▶ _Task description_:
Check each line of the records for "JSON"; collect those that have it.

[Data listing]
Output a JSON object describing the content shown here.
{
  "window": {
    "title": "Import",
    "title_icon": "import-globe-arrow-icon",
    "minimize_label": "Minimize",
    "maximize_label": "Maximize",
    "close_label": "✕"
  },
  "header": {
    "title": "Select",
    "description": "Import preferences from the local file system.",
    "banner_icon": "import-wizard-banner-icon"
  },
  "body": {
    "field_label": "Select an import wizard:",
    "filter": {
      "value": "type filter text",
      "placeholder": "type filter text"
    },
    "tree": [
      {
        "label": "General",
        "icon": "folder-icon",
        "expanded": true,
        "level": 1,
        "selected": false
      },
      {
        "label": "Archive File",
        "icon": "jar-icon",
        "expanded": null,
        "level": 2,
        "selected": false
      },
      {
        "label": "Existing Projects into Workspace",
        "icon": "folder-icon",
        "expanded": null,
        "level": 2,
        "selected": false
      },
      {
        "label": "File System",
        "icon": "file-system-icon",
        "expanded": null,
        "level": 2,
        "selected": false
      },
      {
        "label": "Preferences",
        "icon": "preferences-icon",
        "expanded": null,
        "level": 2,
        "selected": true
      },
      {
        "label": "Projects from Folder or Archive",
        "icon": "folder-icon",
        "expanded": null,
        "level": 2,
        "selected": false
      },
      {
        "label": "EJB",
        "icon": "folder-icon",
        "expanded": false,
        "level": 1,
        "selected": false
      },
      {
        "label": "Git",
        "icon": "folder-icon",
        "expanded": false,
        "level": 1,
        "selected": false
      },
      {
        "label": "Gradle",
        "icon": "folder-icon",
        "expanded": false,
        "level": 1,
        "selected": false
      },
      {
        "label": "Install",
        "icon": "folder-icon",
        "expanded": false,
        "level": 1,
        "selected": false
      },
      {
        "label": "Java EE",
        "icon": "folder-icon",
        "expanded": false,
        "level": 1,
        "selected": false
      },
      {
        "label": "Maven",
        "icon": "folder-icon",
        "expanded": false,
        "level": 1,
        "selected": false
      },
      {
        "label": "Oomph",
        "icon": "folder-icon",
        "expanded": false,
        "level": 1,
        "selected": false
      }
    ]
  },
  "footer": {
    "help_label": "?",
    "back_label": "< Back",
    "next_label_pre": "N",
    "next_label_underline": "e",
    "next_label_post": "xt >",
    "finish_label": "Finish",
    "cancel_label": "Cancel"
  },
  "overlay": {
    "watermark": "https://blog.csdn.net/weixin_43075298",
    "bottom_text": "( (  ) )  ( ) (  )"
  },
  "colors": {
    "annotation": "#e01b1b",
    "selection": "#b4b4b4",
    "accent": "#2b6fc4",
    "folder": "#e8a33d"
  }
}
* * *
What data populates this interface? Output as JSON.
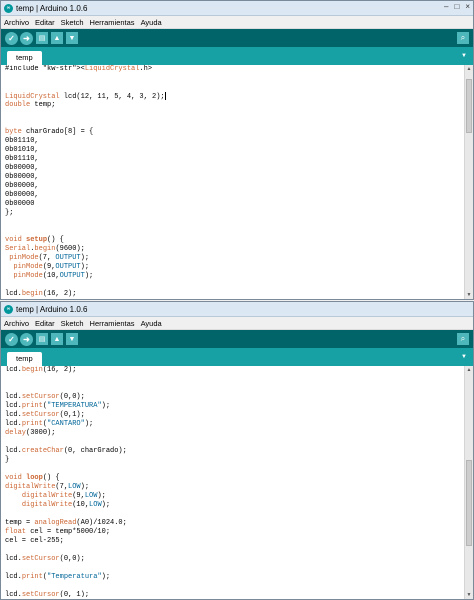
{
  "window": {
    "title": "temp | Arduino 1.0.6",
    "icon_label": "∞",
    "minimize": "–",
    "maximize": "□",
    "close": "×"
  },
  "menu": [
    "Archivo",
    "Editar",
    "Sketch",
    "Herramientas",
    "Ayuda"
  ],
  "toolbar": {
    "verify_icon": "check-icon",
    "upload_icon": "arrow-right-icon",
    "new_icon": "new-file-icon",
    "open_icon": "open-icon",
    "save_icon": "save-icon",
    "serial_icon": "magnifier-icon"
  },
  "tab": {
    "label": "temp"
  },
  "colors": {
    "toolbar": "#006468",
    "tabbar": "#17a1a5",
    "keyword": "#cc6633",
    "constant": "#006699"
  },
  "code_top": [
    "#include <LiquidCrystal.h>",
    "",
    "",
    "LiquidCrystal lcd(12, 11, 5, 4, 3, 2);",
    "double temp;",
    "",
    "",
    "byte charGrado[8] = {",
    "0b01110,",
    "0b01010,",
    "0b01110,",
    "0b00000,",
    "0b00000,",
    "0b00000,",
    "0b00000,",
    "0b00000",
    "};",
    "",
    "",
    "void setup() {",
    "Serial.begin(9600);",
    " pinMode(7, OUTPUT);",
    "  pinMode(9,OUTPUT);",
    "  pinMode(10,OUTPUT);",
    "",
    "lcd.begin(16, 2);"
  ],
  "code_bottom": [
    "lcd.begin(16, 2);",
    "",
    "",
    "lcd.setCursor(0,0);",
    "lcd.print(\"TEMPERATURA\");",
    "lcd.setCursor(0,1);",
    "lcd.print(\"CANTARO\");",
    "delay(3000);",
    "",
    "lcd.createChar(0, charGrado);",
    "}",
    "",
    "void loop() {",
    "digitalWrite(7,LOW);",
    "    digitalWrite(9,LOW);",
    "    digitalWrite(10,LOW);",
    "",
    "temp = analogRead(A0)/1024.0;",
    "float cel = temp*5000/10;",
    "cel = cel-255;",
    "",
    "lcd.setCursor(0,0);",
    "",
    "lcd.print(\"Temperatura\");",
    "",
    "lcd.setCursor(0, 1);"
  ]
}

▶ _Solution_:
Output a JSON object describing the content shown here.
What data populates this interface? Output as JSON.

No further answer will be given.